WORK REQUIRED
Each entry below should be written out exactly as it is, with no pictures.

DATASET RECORDS

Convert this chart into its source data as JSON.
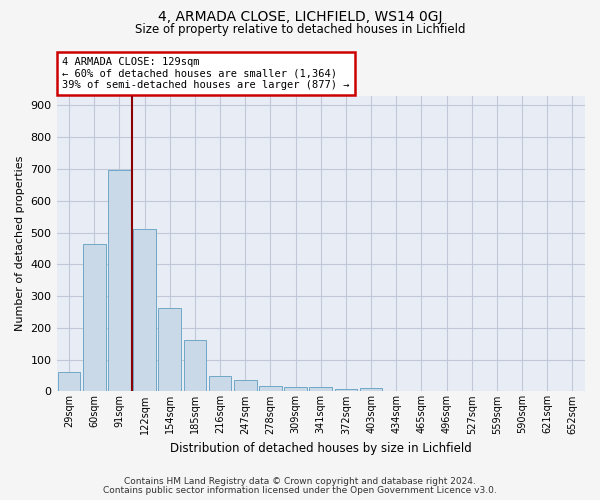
{
  "title1": "4, ARMADA CLOSE, LICHFIELD, WS14 0GJ",
  "title2": "Size of property relative to detached houses in Lichfield",
  "xlabel": "Distribution of detached houses by size in Lichfield",
  "ylabel": "Number of detached properties",
  "bar_labels": [
    "29sqm",
    "60sqm",
    "91sqm",
    "122sqm",
    "154sqm",
    "185sqm",
    "216sqm",
    "247sqm",
    "278sqm",
    "309sqm",
    "341sqm",
    "372sqm",
    "403sqm",
    "434sqm",
    "465sqm",
    "496sqm",
    "527sqm",
    "559sqm",
    "590sqm",
    "621sqm",
    "652sqm"
  ],
  "bar_heights": [
    60,
    465,
    697,
    510,
    263,
    163,
    48,
    35,
    18,
    14,
    13,
    6,
    10,
    0,
    0,
    0,
    0,
    0,
    0,
    0,
    0
  ],
  "bar_color": "#c9d9e8",
  "bar_edge_color": "#6fa8c8",
  "annotation_text": "4 ARMADA CLOSE: 129sqm\n← 60% of detached houses are smaller (1,364)\n39% of semi-detached houses are larger (877) →",
  "annotation_box_color": "#ffffff",
  "annotation_box_edge": "#cc0000",
  "vline_color": "#8b0000",
  "ylim": [
    0,
    930
  ],
  "yticks": [
    0,
    100,
    200,
    300,
    400,
    500,
    600,
    700,
    800,
    900
  ],
  "grid_color": "#c0c8d8",
  "bg_color": "#e8edf5",
  "fig_bg_color": "#f5f5f5",
  "footnote1": "Contains HM Land Registry data © Crown copyright and database right 2024.",
  "footnote2": "Contains public sector information licensed under the Open Government Licence v3.0."
}
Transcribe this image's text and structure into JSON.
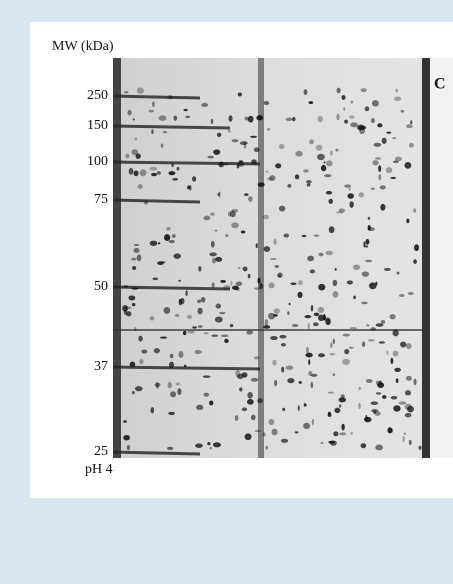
{
  "figure": {
    "axis_title": "MW (kDa)",
    "panel_label": "C",
    "ph_label": "pH 4",
    "markers": [
      "250",
      "150",
      "100",
      "75",
      "50",
      "37",
      "25"
    ]
  }
}
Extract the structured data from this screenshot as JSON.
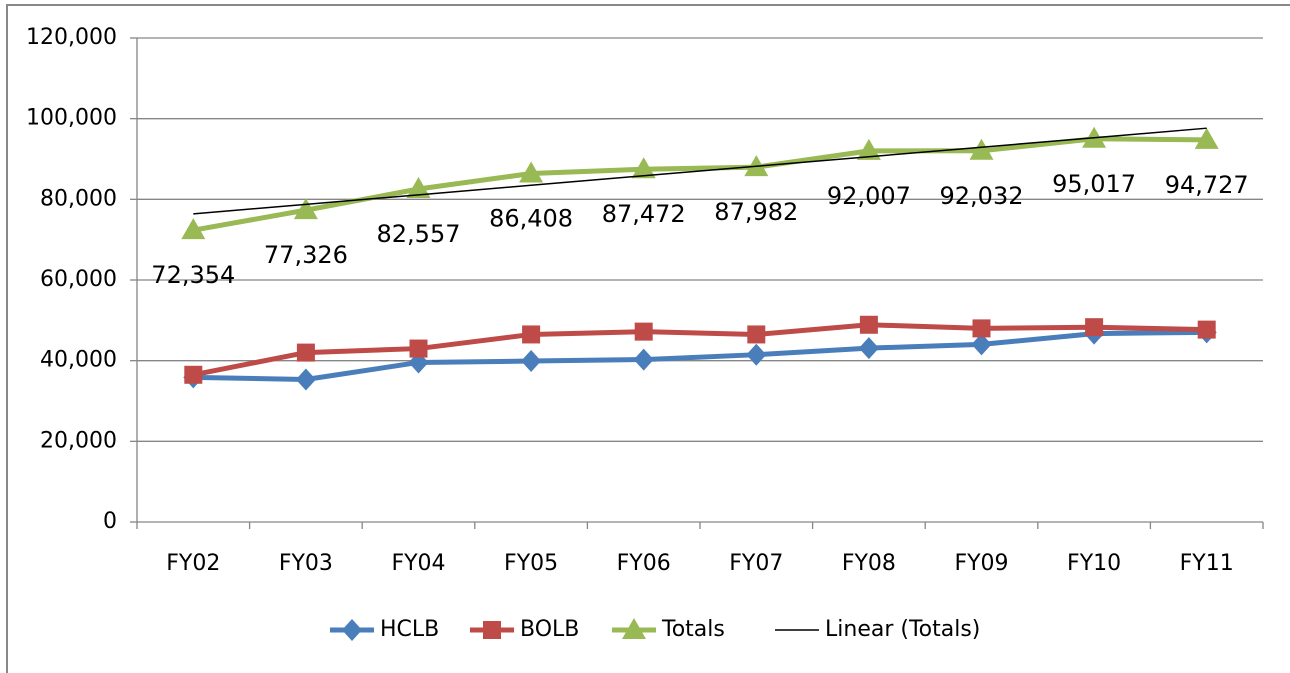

SOLUTION BELOW
Convert this chart into its source data as JSON.
{
  "title1": "4, ARMADA CLOSE, LICHFIELD, WS14 0GJ",
  "title2": "Size of property relative to detached houses in Lichfield",
  "xlabel": "Distribution of detached houses by size in Lichfield",
  "ylabel": "Number of detached properties",
  "bar_labels": [
    "29sqm",
    "60sqm",
    "91sqm",
    "122sqm",
    "154sqm",
    "185sqm",
    "216sqm",
    "247sqm",
    "278sqm",
    "309sqm",
    "341sqm",
    "372sqm",
    "403sqm",
    "434sqm",
    "465sqm",
    "496sqm",
    "527sqm",
    "559sqm",
    "590sqm",
    "621sqm",
    "652sqm"
  ],
  "bar_heights": [
    60,
    465,
    697,
    510,
    263,
    163,
    48,
    35,
    18,
    14,
    13,
    6,
    10,
    0,
    0,
    0,
    0,
    0,
    0,
    0,
    0
  ],
  "bar_color": "#c9d9e8",
  "bar_edge_color": "#6fa8c8",
  "annotation_text": "4 ARMADA CLOSE: 129sqm\n← 60% of detached houses are smaller (1,364)\n39% of semi-detached houses are larger (877) →",
  "annotation_box_color": "#ffffff",
  "annotation_box_edge": "#cc0000",
  "vline_color": "#8b0000",
  "ylim": [
    0,
    930
  ],
  "yticks": [
    0,
    100,
    200,
    300,
    400,
    500,
    600,
    700,
    800,
    900
  ],
  "grid_color": "#c0c8d8",
  "bg_color": "#e8edf5",
  "fig_bg_color": "#f5f5f5",
  "footnote1": "Contains HM Land Registry data © Crown copyright and database right 2024.",
  "footnote2": "Contains public sector information licensed under the Open Government Licence v3.0."
}
Transcribe this image's text and structure into JSON.
{
  "figure": {
    "axis_title": "MW (kDa)",
    "panel_label": "C",
    "ph_label": "pH 4",
    "markers": [
      "250",
      "150",
      "100",
      "75",
      "50",
      "37",
      "25"
    ]
  }
}
Extract the structured data from this screenshot as JSON.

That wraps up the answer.